● **The task**
Pick out each line with the word "иных" from the material that follows.

● **Excerpted data**
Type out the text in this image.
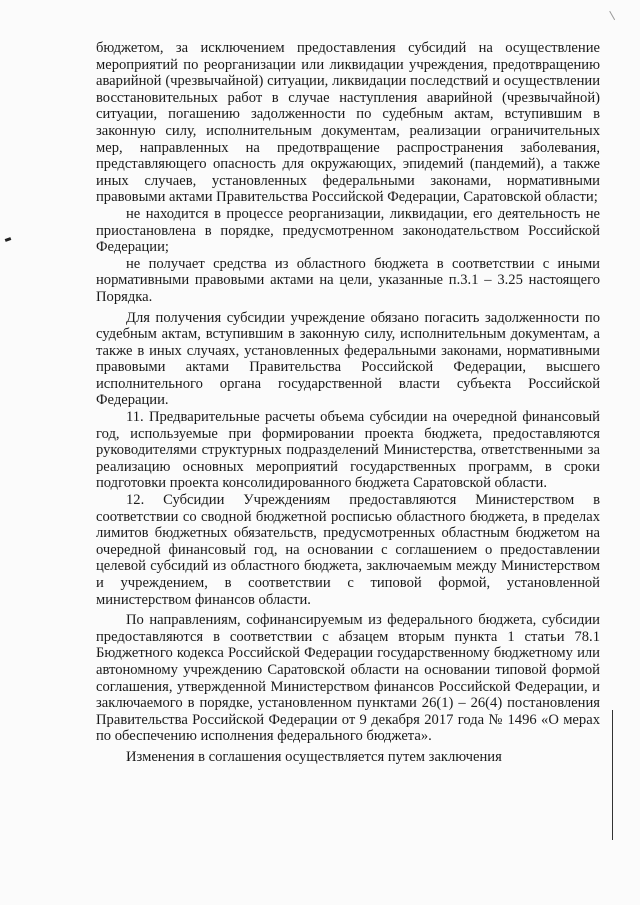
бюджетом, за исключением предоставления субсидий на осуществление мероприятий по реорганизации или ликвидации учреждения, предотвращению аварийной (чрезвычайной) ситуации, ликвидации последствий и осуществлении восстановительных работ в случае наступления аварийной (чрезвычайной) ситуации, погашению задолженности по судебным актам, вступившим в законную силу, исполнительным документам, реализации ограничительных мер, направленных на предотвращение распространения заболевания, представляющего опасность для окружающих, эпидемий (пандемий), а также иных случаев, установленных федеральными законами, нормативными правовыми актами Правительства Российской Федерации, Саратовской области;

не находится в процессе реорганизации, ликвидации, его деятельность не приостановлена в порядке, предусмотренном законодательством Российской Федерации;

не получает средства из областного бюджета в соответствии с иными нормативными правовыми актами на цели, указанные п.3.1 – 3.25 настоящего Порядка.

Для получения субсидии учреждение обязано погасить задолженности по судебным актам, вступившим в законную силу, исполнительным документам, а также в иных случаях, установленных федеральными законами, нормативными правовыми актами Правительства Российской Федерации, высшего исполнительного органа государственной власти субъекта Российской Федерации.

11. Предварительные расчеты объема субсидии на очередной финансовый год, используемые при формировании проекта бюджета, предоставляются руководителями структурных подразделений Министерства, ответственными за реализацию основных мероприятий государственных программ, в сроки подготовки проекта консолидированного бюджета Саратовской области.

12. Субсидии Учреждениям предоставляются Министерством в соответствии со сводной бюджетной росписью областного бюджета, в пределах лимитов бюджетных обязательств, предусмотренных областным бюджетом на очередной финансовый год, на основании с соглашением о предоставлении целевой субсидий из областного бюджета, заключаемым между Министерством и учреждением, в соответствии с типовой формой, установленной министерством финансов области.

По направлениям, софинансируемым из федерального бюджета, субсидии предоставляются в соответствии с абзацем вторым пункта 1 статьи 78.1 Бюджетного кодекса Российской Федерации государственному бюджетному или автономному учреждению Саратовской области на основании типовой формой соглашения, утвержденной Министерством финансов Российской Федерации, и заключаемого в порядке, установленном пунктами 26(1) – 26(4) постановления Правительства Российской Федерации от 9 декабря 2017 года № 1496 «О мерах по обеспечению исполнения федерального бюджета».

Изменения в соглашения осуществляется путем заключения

● **Worked answer**
бюджетом, за исключением предоставления субсидий на осуществление мероприятий по реорганизации или ликвидации учреждения, предотвращению аварийной (чрезвычайной) ситуации, ликвидации последствий и осуществлении восстановительных работ в случае наступления аварийной (чрезвычайной) ситуации, погашению задолженности по судебным актам, вступившим в законную силу, исполнительным документам, реализации ограничительных мер, направленных на предотвращение распространения заболевания, представляющего опасность для окружающих, эпидемий (пандемий), а также иных случаев, установленных федеральными законами, нормативными правовыми актами Правительства Российской Федерации, Саратовской области;
Для получения субсидии учреждение обязано погасить задолженности по судебным актам, вступившим в законную силу, исполнительным документам, а также в иных случаях, установленных федеральными законами, нормативными правовыми актами Правительства Российской Федерации, высшего исполнительного органа государственной власти субъекта Российской Федерации.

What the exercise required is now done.